§ **CHALLENGE**
Return only the number of lines holding the word "写作导航".

§ **RAW RECORDS**
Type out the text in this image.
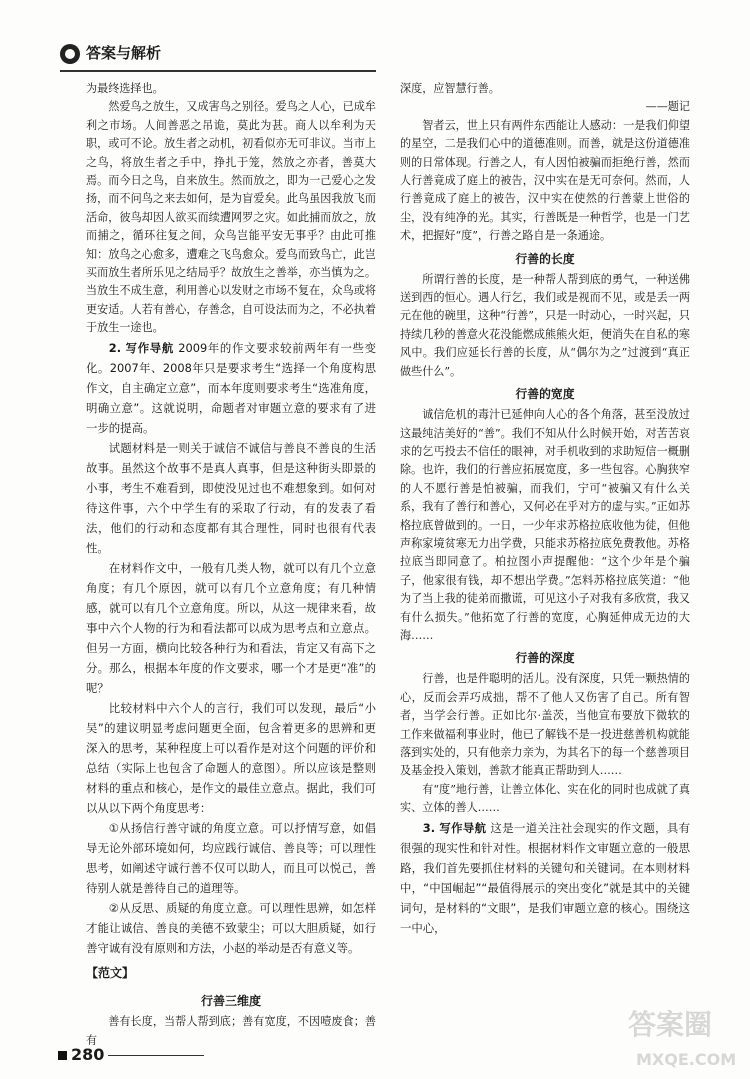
答案与解析

为最终选择也。

然爱鸟之放生，又成害鸟之别径。爱鸟之人心，已成牟利之市场。人间善恶之吊诡，莫此为甚。商人以牟利为天职，或可不论。放生者之动机，初看似亦无可非议。当市上之鸟，将放生者之手中，挣扎于笼，然放之亦者，善莫大焉。而今日之鸟，自来放生。然而放之，即为一己爱心之发扬，而不问鸟之来去如何，是为盲爱矣。此鸟虽因我放飞而活命，彼鸟却因人欲买而续遭网罗之灾。如此捕而放之，放而捕之，循环往复之间，众鸟岂能平安无事乎？由此可推知：放鸟之心愈多，遭难之飞鸟愈众。爱鸟而致鸟亡，此岂买而放生者所乐见之结局乎？故放生之善举，亦当慎为之。当放生不成生意，利用善心以发财之市场不复在，众鸟或将更安适。人若有善心，存善念，自可设法而为之，不必执着于放生一途也。

2. 写作导航 2009年的作文要求较前两年有一些变化。2007年、2008年只是要求考生“选择一个角度构思作文，自主确定立意”，而本年度则要求考生“选准角度，明确立意”。这就说明，命题者对审题立意的要求有了进一步的提高。

试题材料是一则关于诚信不诚信与善良不善良的生活故事。虽然这个故事不是真人真事，但是这种街头即景的小事，考生不难看到，即使没见过也不难想象到。如何对待这件事，六个中学生有的采取了行动，有的发表了看法，他们的行动和态度都有其合理性，同时也很有代表性。

在材料作文中，一般有几类人物，就可以有几个立意角度；有几个原因，就可以有几个立意角度；有几种情感，就可以有几个立意角度。所以，从这一规律来看，故事中六个人物的行为和看法都可以成为思考点和立意点。但另一方面，横向比较各种行为和看法，肯定又有高下之分。那么，根据本年度的作文要求，哪一个才是更“准”的呢？

比较材料中六个人的言行，我们可以发现，最后“小吴”的建议明显考虑问题更全面，包含着更多的思辨和更深入的思考，某种程度上可以看作是对这个问题的评价和总结（实际上也包含了命题人的意图）。所以应该是整则材料的重点和核心，是作文的最佳立意点。据此，我们可以从以下两个角度思考：

①从扬信行善守诚的角度立意。可以抒情写意，如倡导无论外部环境如何，均应践行诚信、善良等；可以理性思考，如阐述守诚行善不仅可以助人，而且可以悦己，善待别人就是善待自己的道理等。

②从反思、质疑的角度立意。可以理性思辨，如怎样才能让诚信、善良的美德不致蒙尘；可以大胆质疑，如行善守诚有没有原则和方法，小赵的举动是否有意义等。

【范文】

行善三维度

善有长度，当帮人帮到底；善有宽度，不因噎废食；善有

深度，应智慧行善。

——题记

智者云，世上只有两件东西能让人感动：一是我们仰望的星空，二是我们心中的道德准则。而善，就是这份道德准则的日常体现。行善之人，有人因怕被骗而拒绝行善，然而人行善竟成了庭上的被告，汉中实在是无可奈何。然而，人行善竟成了庭上的被告，汉中实在使然的行善蒙上世俗的尘，没有纯净的光。其实，行善既是一种哲学，也是一门艺术，把握好“度”，行善之路自是一条通途。

行善的长度

所谓行善的长度，是一种帮人帮到底的勇气，一种送佛送到西的恒心。遇人行乞，我们或是视而不见，或是丢一两元在他的碗里，这种“行善”，只是一时动心，一时兴起，只持续几秒的善意火花没能燃成熊熊火炬，便消失在自私的寒风中。我们应延长行善的长度，从“偶尔为之”过渡到“真正做些什么”。

行善的宽度

诚信危机的毒汁已延伸向人心的各个角落，甚至没放过这最纯洁美好的“善”。我们不知从什么时候开始，对苦苦哀求的乞丐投去不信任的眼神，对手机收到的求助短信一概删除。也许，我们的行善应拓展宽度，多一些包容。心胸狭窄的人不愿行善是怕被骗，而我们，宁可“被骗又有什么关系，我有了善行和善心，又何必在乎对方的虚与实。”正如苏格拉底曾做到的。一日，一少年求苏格拉底收他为徒，但他声称家境贫寒无力出学费，只能求苏格拉底免费教他。苏格拉底当即同意了。柏拉图小声提醒他：“这个少年是个骗子，他家很有钱，却不想出学费。”怎料苏格拉底笑道：“他为了当上我的徒弟而撒谎，可见这小子对我有多欣赏，我又有什么损失。”他拓宽了行善的宽度，心胸延伸成无边的大海……

行善的深度

行善，也是件聪明的活儿。没有深度，只凭一颗热情的心，反而会弄巧成拙，帮不了他人又伤害了自己。所有智者，当学会行善。正如比尔·盖茨，当他宣布要放下微软的工作来做福利事业时，他已了解钱不是一投进慈善机构就能落到实处的，只有他亲力亲为，为其名下的每一个慈善项目及基金投入策划，善款才能真正帮助到人……

有“度”地行善，让善立体化、实在化的同时也成就了真实、立体的善人……

3. 写作导航 这是一道关注社会现实的作文题，具有很强的现实性和针对性。根据材料作文审题立意的一般思路，我们首先要抓住材料的关键句和关键词。在本则材料中，“中国崛起”“最值得展示的突出变化”就是其中的关键词句，是材料的“文眼”，是我们审题立意的核心。围绕这一中心，

280
答案圈
MXQE.COM
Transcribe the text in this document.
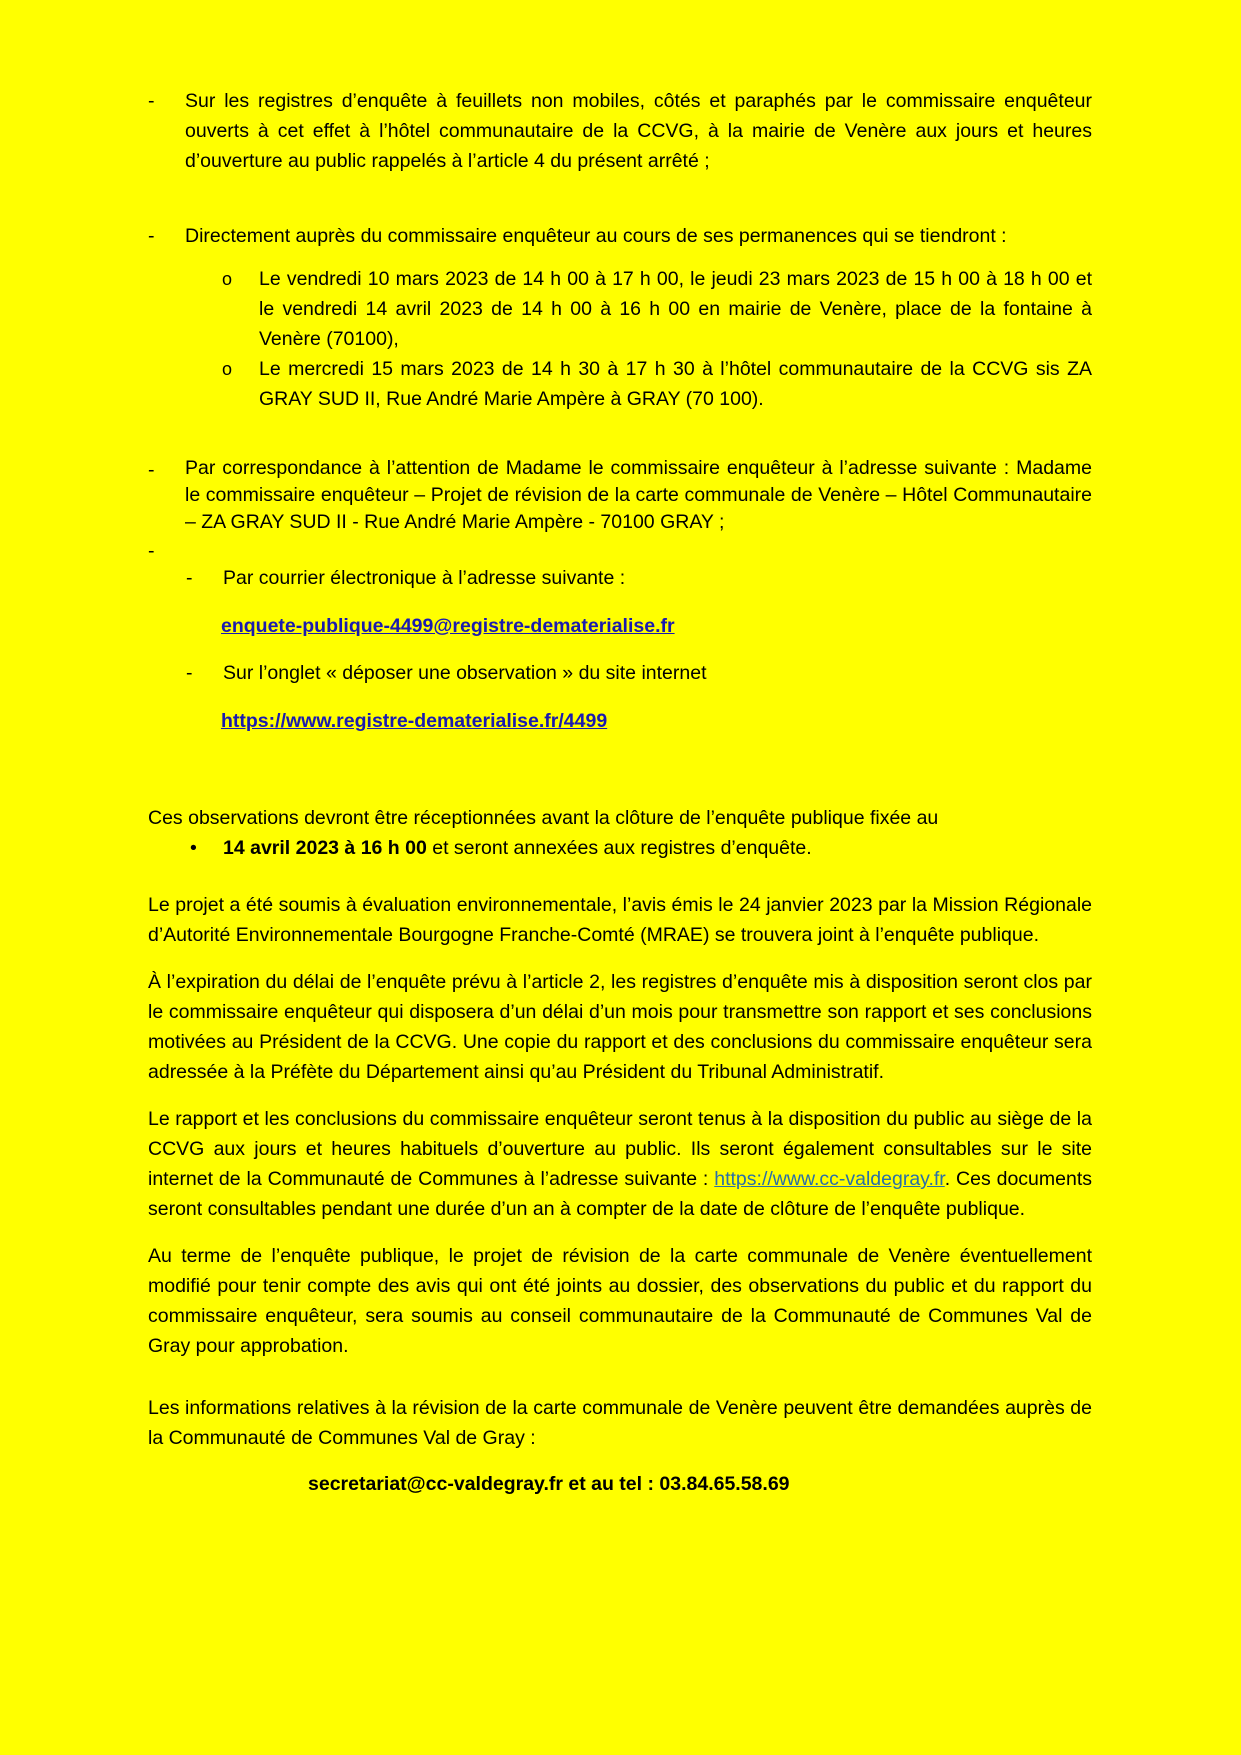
- Sur les registres d’enquête à feuillets non mobiles, côtés et paraphés par le commissaire enquêteur ouverts à cet effet à l’hôtel communautaire de la CCVG, à la mairie de Venère aux jours et heures d’ouverture au public rappelés à l’article 4 du présent arrêté ;
- Directement auprès du commissaire enquêteur au cours de ses permanences qui se tiendront :
o Le vendredi 10 mars 2023 de 14 h 00 à 17 h 00, le jeudi 23 mars 2023 de 15 h 00 à 18 h 00 et le vendredi 14 avril 2023 de 14 h 00 à 16 h 00 en mairie de Venère, place de la fontaine à Venère (70100),
o Le mercredi 15 mars 2023 de 14 h 30 à 17 h 30 à l’hôtel communautaire de la CCVG sis ZA GRAY SUD II, Rue André Marie Ampère à GRAY (70 100).
- Par correspondance à l’attention de Madame le commissaire enquêteur à l’adresse suivante : Madame le commissaire enquêteur – Projet de révision de la carte communale de Venère – Hôtel Communautaire – ZA GRAY SUD II - Rue André Marie Ampère - 70100 GRAY ;
-
- Par courrier électronique à l’adresse suivante :
enquete-publique-4499@registre-dematerialise.fr
- Sur l’onglet « déposer une observation » du site internet
https://www.registre-dematerialise.fr/4499

Ces observations devront être réceptionnées avant la clôture de l’enquête publique fixée au

• 14 avril 2023 à 16 h 00 et seront annexées aux registres d’enquête.

Le projet a été soumis à évaluation environnementale, l’avis émis le 24 janvier 2023 par la Mission Régionale d’Autorité Environnementale Bourgogne Franche-Comté (MRAE) se trouvera joint à l’enquête publique.

À l’expiration du délai de l’enquête prévu à l’article 2, les registres d’enquête mis à disposition seront clos par le commissaire enquêteur qui disposera d’un délai d’un mois pour transmettre son rapport et ses conclusions motivées au Président de la CCVG. Une copie du rapport et des conclusions du commissaire enquêteur sera adressée à la Préfète du Département ainsi qu’au Président du Tribunal Administratif.

Le rapport et les conclusions du commissaire enquêteur seront tenus à la disposition du public au siège de la CCVG aux jours et heures habituels d’ouverture au public. Ils seront également consultables sur le site internet de la Communauté de Communes à l’adresse suivante : https://www.cc-valdegray.fr. Ces documents seront consultables pendant une durée d’un an à compter de la date de clôture de l’enquête publique.

Au terme de l’enquête publique, le projet de révision de la carte communale de Venère éventuellement modifié pour tenir compte des avis qui ont été joints au dossier, des observations du public et du rapport du commissaire enquêteur, sera soumis au conseil communautaire de la Communauté de Communes Val de Gray pour approbation.

Les informations relatives à la révision de la carte communale de Venère peuvent être demandées auprès de la Communauté de Communes Val de Gray :

secretariat@cc-valdegray.fr et au tel : 03.84.65.58.69
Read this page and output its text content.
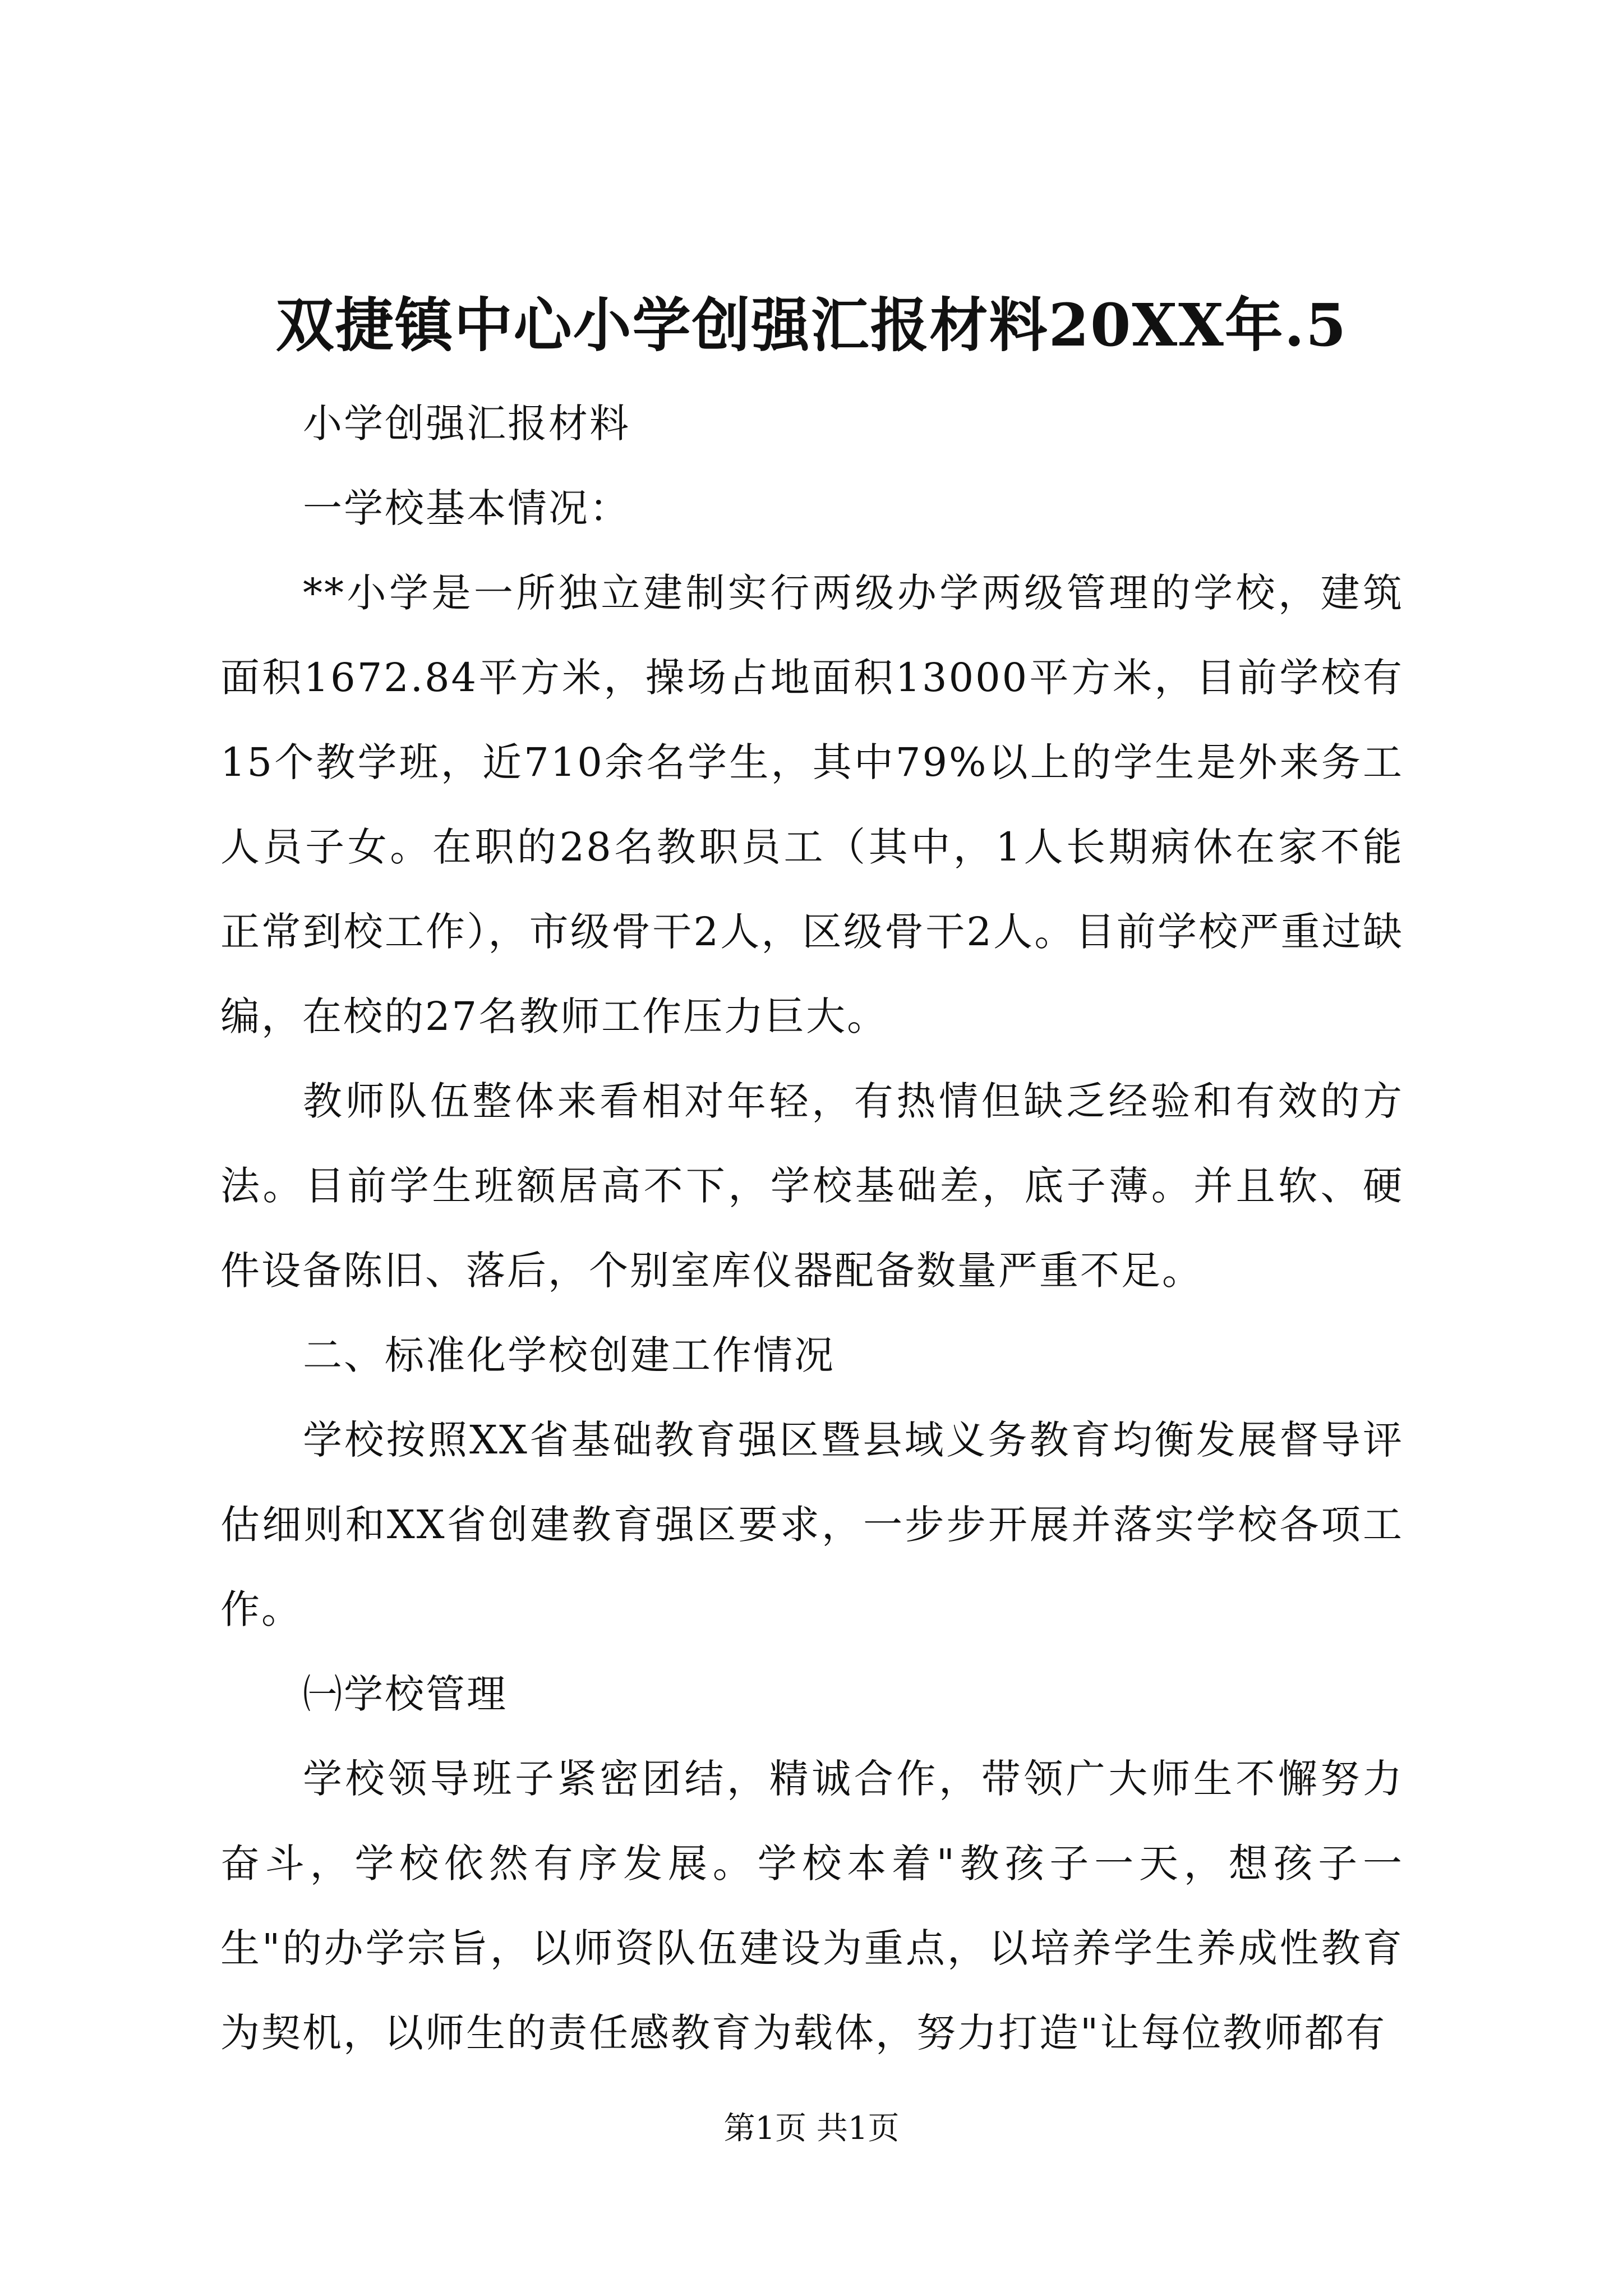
双捷镇中心小学创强汇报材料20XX年.5

小学创强汇报材料

一学校基本情况：

**小学是一所独立建制实行两级办学两级管理的学校，建筑面积1672.84平方米，操场占地面积13000平方米，目前学校有15个教学班，近710余名学生，其中79%以上的学生是外来务工人员子女。在职的28名教职员工（其中，1人长期病休在家不能正常到校工作），市级骨干2人，区级骨干2人。目前学校严重过缺编，在校的27名教师工作压力巨大。

教师队伍整体来看相对年轻，有热情但缺乏经验和有效的方法。目前学生班额居高不下，学校基础差，底子薄。并且软、硬件设备陈旧、落后，个别室库仪器配备数量严重不足。

二、标准化学校创建工作情况

学校按照XX省基础教育强区暨县域义务教育均衡发展督导评估细则和XX省创建教育强区要求，一步步开展并落实学校各项工作。

㈠学校管理

学校领导班子紧密团结，精诚合作，带领广大师生不懈努力奋斗，学校依然有序发展。学校本着"教孩子一天，想孩子一生"的办学宗旨，以师资队伍建设为重点，以培养学生养成性教育为契机，以师生的责任感教育为载体，努力打造"让每位教师都有

第1页 共1页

§ **CORRECT OUTPUT**
2